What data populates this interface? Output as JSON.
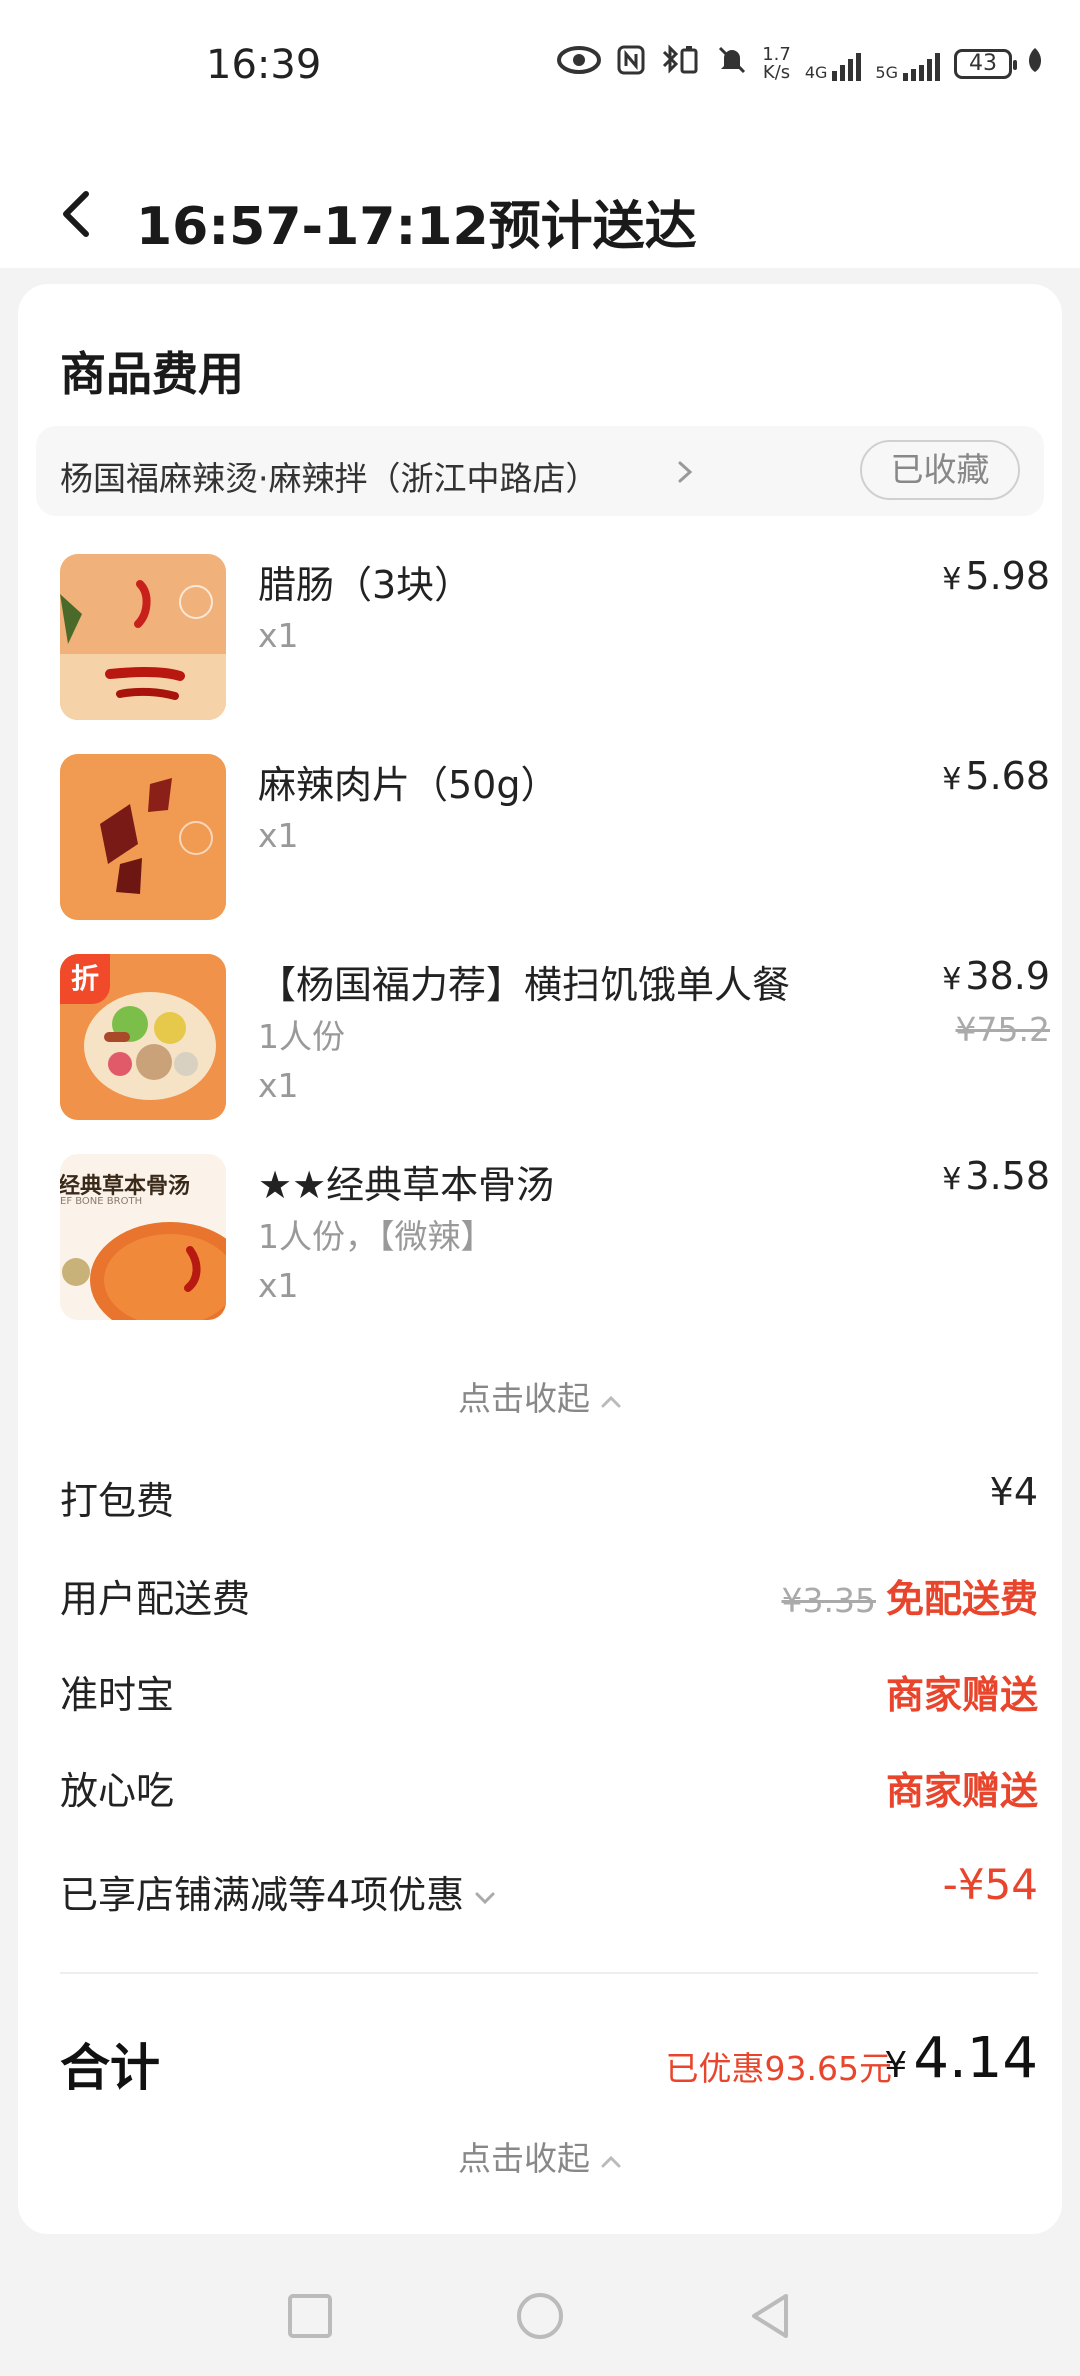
{
  "status_bar": {
    "time": "16:39",
    "net_speed_value": "1.7",
    "net_speed_unit": "K/s",
    "sig1_label": "4G",
    "sig2_label": "5G",
    "battery": "43"
  },
  "header": {
    "title": "16:57-17:12预计送达"
  },
  "card": {
    "section_title": "商品费用",
    "store": {
      "name": "杨国福麻辣烫·麻辣拌（浙江中路店）",
      "favorite_label": "已收藏"
    },
    "items": [
      {
        "name": "腊肠（3块）",
        "spec": "",
        "qty": "x1",
        "price": "5.98",
        "original_price": ""
      },
      {
        "name": "麻辣肉片（50g）",
        "spec": "",
        "qty": "x1",
        "price": "5.68",
        "original_price": ""
      },
      {
        "name": "【杨国福力荐】横扫饥饿单人餐",
        "spec": "1人份",
        "qty": "x1",
        "price": "38.9",
        "original_price": "¥75.2",
        "tag": "折"
      },
      {
        "name": "★★经典草本骨汤",
        "spec": "1人份，【微辣】",
        "qty": "x1",
        "price": "3.58",
        "original_price": "",
        "thumb_text": "经典草本骨汤",
        "thumb_subtext": "EF BONE BROTH"
      }
    ],
    "currency_symbol": "¥",
    "collapse_label": "点击收起",
    "fees": [
      {
        "label": "打包费",
        "value": "¥4"
      },
      {
        "label": "用户配送费",
        "original": "¥3.35",
        "value": "免配送费"
      },
      {
        "label": "准时宝",
        "value": "商家赠送"
      },
      {
        "label": "放心吃",
        "value": "商家赠送"
      },
      {
        "label": "已享店铺满减等4项优惠",
        "value": "-¥54"
      }
    ],
    "total": {
      "label": "合计",
      "saved": "已优惠93.65元",
      "value": "4.14"
    },
    "collapse_label_bottom": "点击收起"
  },
  "colors": {
    "accent_red": "#e8452c",
    "tag_red": "#f04a2a"
  }
}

EXERCISE TASK:
Print each of the records above exactly as written, leaving no picture in the copy.

THE SOLUTION:
What data populates this interface? Output as JSON.
{
  "status_bar": {
    "time": "16:39",
    "net_speed_value": "1.7",
    "net_speed_unit": "K/s",
    "sig1_label": "4G",
    "sig2_label": "5G",
    "battery": "43"
  },
  "header": {
    "title": "16:57-17:12预计送达"
  },
  "card": {
    "section_title": "商品费用",
    "store": {
      "name": "杨国福麻辣烫·麻辣拌（浙江中路店）",
      "favorite_label": "已收藏"
    },
    "items": [
      {
        "name": "腊肠（3块）",
        "spec": "",
        "qty": "x1",
        "price": "5.98",
        "original_price": ""
      },
      {
        "name": "麻辣肉片（50g）",
        "spec": "",
        "qty": "x1",
        "price": "5.68",
        "original_price": ""
      },
      {
        "name": "【杨国福力荐】横扫饥饿单人餐",
        "spec": "1人份",
        "qty": "x1",
        "price": "38.9",
        "original_price": "¥75.2",
        "tag": "折"
      },
      {
        "name": "★★经典草本骨汤",
        "spec": "1人份，【微辣】",
        "qty": "x1",
        "price": "3.58",
        "original_price": "",
        "thumb_text": "经典草本骨汤",
        "thumb_subtext": "EF BONE BROTH"
      }
    ],
    "currency_symbol": "¥",
    "collapse_label": "点击收起",
    "fees": [
      {
        "label": "打包费",
        "value": "¥4"
      },
      {
        "label": "用户配送费",
        "original": "¥3.35",
        "value": "免配送费"
      },
      {
        "label": "准时宝",
        "value": "商家赠送"
      },
      {
        "label": "放心吃",
        "value": "商家赠送"
      },
      {
        "label": "已享店铺满减等4项优惠",
        "value": "-¥54"
      }
    ],
    "total": {
      "label": "合计",
      "saved": "已优惠93.65元",
      "value": "4.14"
    },
    "collapse_label_bottom": "点击收起"
  },
  "colors": {
    "accent_red": "#e8452c",
    "tag_red": "#f04a2a"
  }
}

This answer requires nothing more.